Return the material word for word. Do not include the pictures.

Start

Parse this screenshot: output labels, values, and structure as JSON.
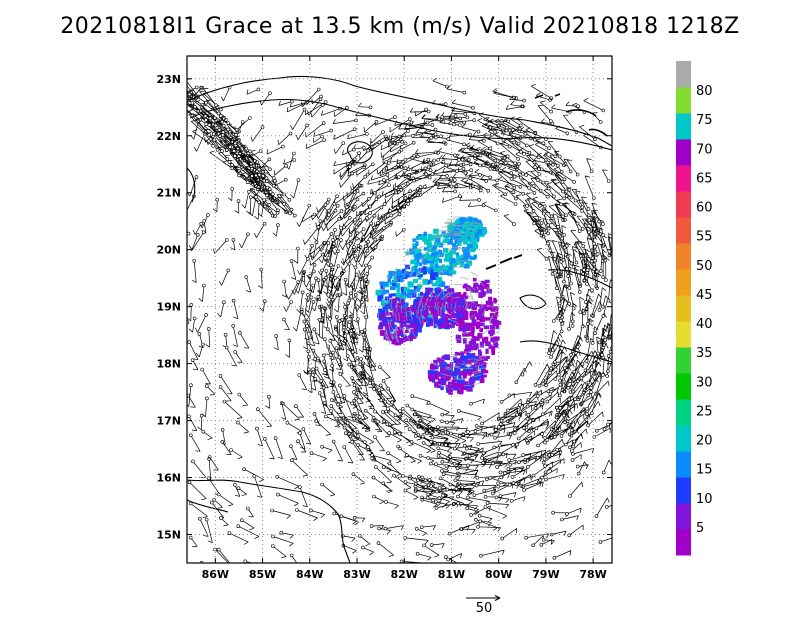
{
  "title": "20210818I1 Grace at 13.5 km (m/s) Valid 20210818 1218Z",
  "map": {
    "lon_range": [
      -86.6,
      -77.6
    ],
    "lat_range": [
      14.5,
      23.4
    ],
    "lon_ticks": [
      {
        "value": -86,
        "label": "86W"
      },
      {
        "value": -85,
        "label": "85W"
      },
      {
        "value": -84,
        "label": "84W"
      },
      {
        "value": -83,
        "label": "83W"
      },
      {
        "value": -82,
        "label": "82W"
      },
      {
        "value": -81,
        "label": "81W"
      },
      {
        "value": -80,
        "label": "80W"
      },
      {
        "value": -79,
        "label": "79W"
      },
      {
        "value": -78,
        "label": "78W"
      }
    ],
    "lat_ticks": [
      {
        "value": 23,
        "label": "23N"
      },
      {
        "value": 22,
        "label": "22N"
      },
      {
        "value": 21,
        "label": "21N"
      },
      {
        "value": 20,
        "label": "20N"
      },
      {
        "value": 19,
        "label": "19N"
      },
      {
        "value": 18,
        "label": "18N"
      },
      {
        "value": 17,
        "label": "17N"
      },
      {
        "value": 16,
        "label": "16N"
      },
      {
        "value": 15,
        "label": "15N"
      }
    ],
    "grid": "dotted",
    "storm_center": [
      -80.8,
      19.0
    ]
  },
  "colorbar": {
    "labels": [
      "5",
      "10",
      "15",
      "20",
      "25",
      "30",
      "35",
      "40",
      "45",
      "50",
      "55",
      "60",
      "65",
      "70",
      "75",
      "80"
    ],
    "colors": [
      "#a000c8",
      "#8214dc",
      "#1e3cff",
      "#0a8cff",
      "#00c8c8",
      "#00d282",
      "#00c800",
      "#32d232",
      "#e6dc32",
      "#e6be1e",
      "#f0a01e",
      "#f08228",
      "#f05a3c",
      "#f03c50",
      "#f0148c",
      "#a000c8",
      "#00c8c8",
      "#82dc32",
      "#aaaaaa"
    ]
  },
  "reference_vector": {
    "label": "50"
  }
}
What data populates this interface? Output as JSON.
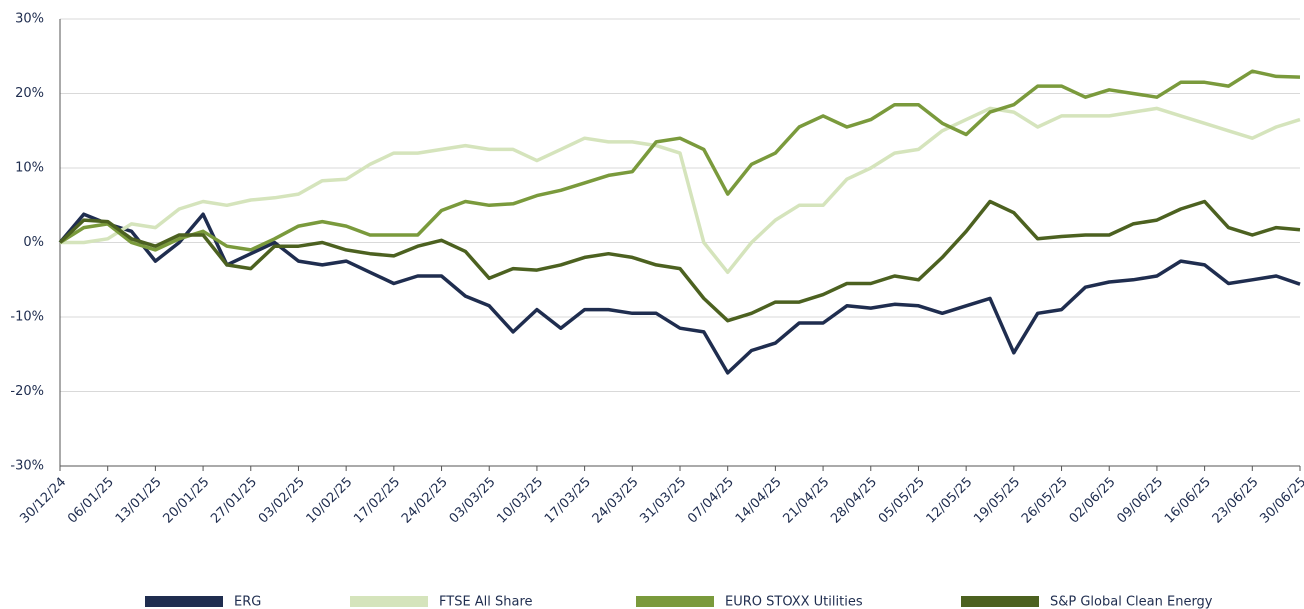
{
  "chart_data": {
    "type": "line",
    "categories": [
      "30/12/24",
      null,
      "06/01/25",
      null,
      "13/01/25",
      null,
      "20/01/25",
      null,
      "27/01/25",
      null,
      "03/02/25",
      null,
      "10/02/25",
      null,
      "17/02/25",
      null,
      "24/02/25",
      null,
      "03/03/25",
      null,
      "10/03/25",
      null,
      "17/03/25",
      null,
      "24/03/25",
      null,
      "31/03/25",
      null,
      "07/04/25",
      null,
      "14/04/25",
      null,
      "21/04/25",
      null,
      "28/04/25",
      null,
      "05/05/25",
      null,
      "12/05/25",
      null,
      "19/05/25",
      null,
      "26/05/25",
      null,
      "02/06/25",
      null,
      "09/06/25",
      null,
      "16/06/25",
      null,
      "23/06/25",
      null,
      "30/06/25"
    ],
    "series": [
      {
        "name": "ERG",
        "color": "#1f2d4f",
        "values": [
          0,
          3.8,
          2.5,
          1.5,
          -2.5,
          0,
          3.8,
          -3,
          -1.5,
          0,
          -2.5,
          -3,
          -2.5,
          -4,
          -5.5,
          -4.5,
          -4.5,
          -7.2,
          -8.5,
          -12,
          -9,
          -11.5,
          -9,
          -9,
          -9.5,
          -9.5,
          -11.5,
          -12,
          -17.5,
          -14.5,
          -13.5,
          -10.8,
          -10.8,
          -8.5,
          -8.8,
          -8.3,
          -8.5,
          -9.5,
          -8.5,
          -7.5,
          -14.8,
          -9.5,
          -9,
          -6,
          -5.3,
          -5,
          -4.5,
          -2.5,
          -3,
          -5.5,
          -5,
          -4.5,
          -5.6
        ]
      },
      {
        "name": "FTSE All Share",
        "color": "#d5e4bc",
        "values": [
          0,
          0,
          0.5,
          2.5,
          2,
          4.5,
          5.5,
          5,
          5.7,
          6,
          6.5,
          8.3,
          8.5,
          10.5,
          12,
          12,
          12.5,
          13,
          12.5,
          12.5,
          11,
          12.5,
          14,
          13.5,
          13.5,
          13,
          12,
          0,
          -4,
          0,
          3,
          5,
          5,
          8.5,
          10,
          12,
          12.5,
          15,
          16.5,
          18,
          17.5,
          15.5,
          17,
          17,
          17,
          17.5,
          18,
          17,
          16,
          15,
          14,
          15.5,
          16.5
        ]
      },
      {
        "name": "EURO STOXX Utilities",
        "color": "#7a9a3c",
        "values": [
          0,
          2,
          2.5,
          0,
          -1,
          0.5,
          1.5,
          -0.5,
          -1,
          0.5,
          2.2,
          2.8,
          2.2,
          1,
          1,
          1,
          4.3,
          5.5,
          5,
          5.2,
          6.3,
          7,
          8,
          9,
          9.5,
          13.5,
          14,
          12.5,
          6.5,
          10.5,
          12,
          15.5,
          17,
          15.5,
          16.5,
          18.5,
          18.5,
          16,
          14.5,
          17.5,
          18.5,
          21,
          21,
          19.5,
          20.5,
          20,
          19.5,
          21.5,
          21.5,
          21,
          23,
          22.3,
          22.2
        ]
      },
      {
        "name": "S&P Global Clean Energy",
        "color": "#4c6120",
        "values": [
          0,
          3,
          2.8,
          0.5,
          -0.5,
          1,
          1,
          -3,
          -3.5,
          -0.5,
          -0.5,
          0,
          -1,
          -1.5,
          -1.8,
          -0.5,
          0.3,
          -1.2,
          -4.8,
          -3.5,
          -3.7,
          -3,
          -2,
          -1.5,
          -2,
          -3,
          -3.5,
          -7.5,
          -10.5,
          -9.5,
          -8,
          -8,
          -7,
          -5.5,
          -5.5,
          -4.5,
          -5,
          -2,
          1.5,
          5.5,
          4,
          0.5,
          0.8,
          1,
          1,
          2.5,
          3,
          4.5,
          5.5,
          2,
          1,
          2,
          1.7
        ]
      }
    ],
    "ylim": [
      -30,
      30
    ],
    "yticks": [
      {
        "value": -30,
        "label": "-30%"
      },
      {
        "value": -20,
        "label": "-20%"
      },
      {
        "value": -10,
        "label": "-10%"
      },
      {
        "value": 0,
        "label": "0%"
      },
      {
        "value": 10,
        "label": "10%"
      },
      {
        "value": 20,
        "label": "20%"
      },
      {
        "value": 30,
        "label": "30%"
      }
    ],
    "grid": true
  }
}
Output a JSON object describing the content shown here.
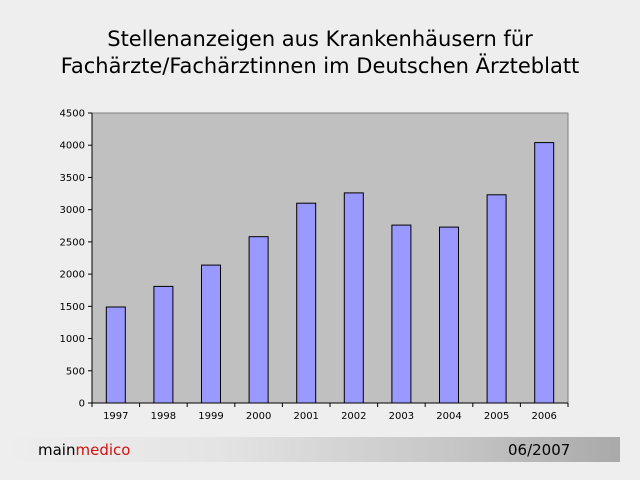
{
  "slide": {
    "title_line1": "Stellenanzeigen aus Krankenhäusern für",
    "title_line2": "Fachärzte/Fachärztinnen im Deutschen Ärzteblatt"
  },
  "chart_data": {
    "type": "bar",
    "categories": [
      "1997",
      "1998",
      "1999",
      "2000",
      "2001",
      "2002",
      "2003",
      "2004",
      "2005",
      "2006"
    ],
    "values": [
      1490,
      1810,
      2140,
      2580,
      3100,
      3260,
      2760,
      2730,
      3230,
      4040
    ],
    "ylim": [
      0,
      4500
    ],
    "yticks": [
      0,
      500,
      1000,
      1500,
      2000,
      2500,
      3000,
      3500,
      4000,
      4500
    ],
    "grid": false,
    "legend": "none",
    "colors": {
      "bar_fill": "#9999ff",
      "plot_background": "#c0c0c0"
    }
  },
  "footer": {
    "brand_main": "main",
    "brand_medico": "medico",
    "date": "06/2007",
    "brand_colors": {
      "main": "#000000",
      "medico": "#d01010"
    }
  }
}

End

#### EXERCISE SOLUTION:
Parse this screenshot: output labels, values, and structure as JSON.
{
  "title": "20210818I1 Grace at 13.5 km (m/s) Valid 20210818 1218Z",
  "map": {
    "lon_range": [
      -86.6,
      -77.6
    ],
    "lat_range": [
      14.5,
      23.4
    ],
    "lon_ticks": [
      {
        "value": -86,
        "label": "86W"
      },
      {
        "value": -85,
        "label": "85W"
      },
      {
        "value": -84,
        "label": "84W"
      },
      {
        "value": -83,
        "label": "83W"
      },
      {
        "value": -82,
        "label": "82W"
      },
      {
        "value": -81,
        "label": "81W"
      },
      {
        "value": -80,
        "label": "80W"
      },
      {
        "value": -79,
        "label": "79W"
      },
      {
        "value": -78,
        "label": "78W"
      }
    ],
    "lat_ticks": [
      {
        "value": 23,
        "label": "23N"
      },
      {
        "value": 22,
        "label": "22N"
      },
      {
        "value": 21,
        "label": "21N"
      },
      {
        "value": 20,
        "label": "20N"
      },
      {
        "value": 19,
        "label": "19N"
      },
      {
        "value": 18,
        "label": "18N"
      },
      {
        "value": 17,
        "label": "17N"
      },
      {
        "value": 16,
        "label": "16N"
      },
      {
        "value": 15,
        "label": "15N"
      }
    ],
    "grid": "dotted",
    "storm_center": [
      -80.8,
      19.0
    ]
  },
  "colorbar": {
    "labels": [
      "5",
      "10",
      "15",
      "20",
      "25",
      "30",
      "35",
      "40",
      "45",
      "50",
      "55",
      "60",
      "65",
      "70",
      "75",
      "80"
    ],
    "colors": [
      "#a000c8",
      "#8214dc",
      "#1e3cff",
      "#0a8cff",
      "#00c8c8",
      "#00d282",
      "#00c800",
      "#32d232",
      "#e6dc32",
      "#e6be1e",
      "#f0a01e",
      "#f08228",
      "#f05a3c",
      "#f03c50",
      "#f0148c",
      "#a000c8",
      "#00c8c8",
      "#82dc32",
      "#aaaaaa"
    ]
  },
  "reference_vector": {
    "label": "50"
  }
}
What data populates this interface? Output as JSON.
{
  "chart_data": {
    "type": "line",
    "categories": [
      "30/12/24",
      null,
      "06/01/25",
      null,
      "13/01/25",
      null,
      "20/01/25",
      null,
      "27/01/25",
      null,
      "03/02/25",
      null,
      "10/02/25",
      null,
      "17/02/25",
      null,
      "24/02/25",
      null,
      "03/03/25",
      null,
      "10/03/25",
      null,
      "17/03/25",
      null,
      "24/03/25",
      null,
      "31/03/25",
      null,
      "07/04/25",
      null,
      "14/04/25",
      null,
      "21/04/25",
      null,
      "28/04/25",
      null,
      "05/05/25",
      null,
      "12/05/25",
      null,
      "19/05/25",
      null,
      "26/05/25",
      null,
      "02/06/25",
      null,
      "09/06/25",
      null,
      "16/06/25",
      null,
      "23/06/25",
      null,
      "30/06/25"
    ],
    "series": [
      {
        "name": "ERG",
        "color": "#1f2d4f",
        "values": [
          0,
          3.8,
          2.5,
          1.5,
          -2.5,
          0,
          3.8,
          -3,
          -1.5,
          0,
          -2.5,
          -3,
          -2.5,
          -4,
          -5.5,
          -4.5,
          -4.5,
          -7.2,
          -8.5,
          -12,
          -9,
          -11.5,
          -9,
          -9,
          -9.5,
          -9.5,
          -11.5,
          -12,
          -17.5,
          -14.5,
          -13.5,
          -10.8,
          -10.8,
          -8.5,
          -8.8,
          -8.3,
          -8.5,
          -9.5,
          -8.5,
          -7.5,
          -14.8,
          -9.5,
          -9,
          -6,
          -5.3,
          -5,
          -4.5,
          -2.5,
          -3,
          -5.5,
          -5,
          -4.5,
          -5.6
        ]
      },
      {
        "name": "FTSE All Share",
        "color": "#d5e4bc",
        "values": [
          0,
          0,
          0.5,
          2.5,
          2,
          4.5,
          5.5,
          5,
          5.7,
          6,
          6.5,
          8.3,
          8.5,
          10.5,
          12,
          12,
          12.5,
          13,
          12.5,
          12.5,
          11,
          12.5,
          14,
          13.5,
          13.5,
          13,
          12,
          0,
          -4,
          0,
          3,
          5,
          5,
          8.5,
          10,
          12,
          12.5,
          15,
          16.5,
          18,
          17.5,
          15.5,
          17,
          17,
          17,
          17.5,
          18,
          17,
          16,
          15,
          14,
          15.5,
          16.5
        ]
      },
      {
        "name": "EURO STOXX Utilities",
        "color": "#7a9a3c",
        "values": [
          0,
          2,
          2.5,
          0,
          -1,
          0.5,
          1.5,
          -0.5,
          -1,
          0.5,
          2.2,
          2.8,
          2.2,
          1,
          1,
          1,
          4.3,
          5.5,
          5,
          5.2,
          6.3,
          7,
          8,
          9,
          9.5,
          13.5,
          14,
          12.5,
          6.5,
          10.5,
          12,
          15.5,
          17,
          15.5,
          16.5,
          18.5,
          18.5,
          16,
          14.5,
          17.5,
          18.5,
          21,
          21,
          19.5,
          20.5,
          20,
          19.5,
          21.5,
          21.5,
          21,
          23,
          22.3,
          22.2
        ]
      },
      {
        "name": "S&P Global Clean Energy",
        "color": "#4c6120",
        "values": [
          0,
          3,
          2.8,
          0.5,
          -0.5,
          1,
          1,
          -3,
          -3.5,
          -0.5,
          -0.5,
          0,
          -1,
          -1.5,
          -1.8,
          -0.5,
          0.3,
          -1.2,
          -4.8,
          -3.5,
          -3.7,
          -3,
          -2,
          -1.5,
          -2,
          -3,
          -3.5,
          -7.5,
          -10.5,
          -9.5,
          -8,
          -8,
          -7,
          -5.5,
          -5.5,
          -4.5,
          -5,
          -2,
          1.5,
          5.5,
          4,
          0.5,
          0.8,
          1,
          1,
          2.5,
          3,
          4.5,
          5.5,
          2,
          1,
          2,
          1.7
        ]
      }
    ],
    "ylim": [
      -30,
      30
    ],
    "yticks": [
      {
        "value": -30,
        "label": "-30%"
      },
      {
        "value": -20,
        "label": "-20%"
      },
      {
        "value": -10,
        "label": "-10%"
      },
      {
        "value": 0,
        "label": "0%"
      },
      {
        "value": 10,
        "label": "10%"
      },
      {
        "value": 20,
        "label": "20%"
      },
      {
        "value": 30,
        "label": "30%"
      }
    ],
    "grid": true
  }
}
Output a JSON object describing the content shown here.
{
  "slide": {
    "title_line1": "Stellenanzeigen aus Krankenhäusern für",
    "title_line2": "Fachärzte/Fachärztinnen im Deutschen Ärzteblatt"
  },
  "chart_data": {
    "type": "bar",
    "categories": [
      "1997",
      "1998",
      "1999",
      "2000",
      "2001",
      "2002",
      "2003",
      "2004",
      "2005",
      "2006"
    ],
    "values": [
      1490,
      1810,
      2140,
      2580,
      3100,
      3260,
      2760,
      2730,
      3230,
      4040
    ],
    "ylim": [
      0,
      4500
    ],
    "yticks": [
      0,
      500,
      1000,
      1500,
      2000,
      2500,
      3000,
      3500,
      4000,
      4500
    ],
    "grid": false,
    "legend": "none",
    "colors": {
      "bar_fill": "#9999ff",
      "plot_background": "#c0c0c0"
    }
  },
  "footer": {
    "brand_main": "main",
    "brand_medico": "medico",
    "date": "06/2007",
    "brand_colors": {
      "main": "#000000",
      "medico": "#d01010"
    }
  }
}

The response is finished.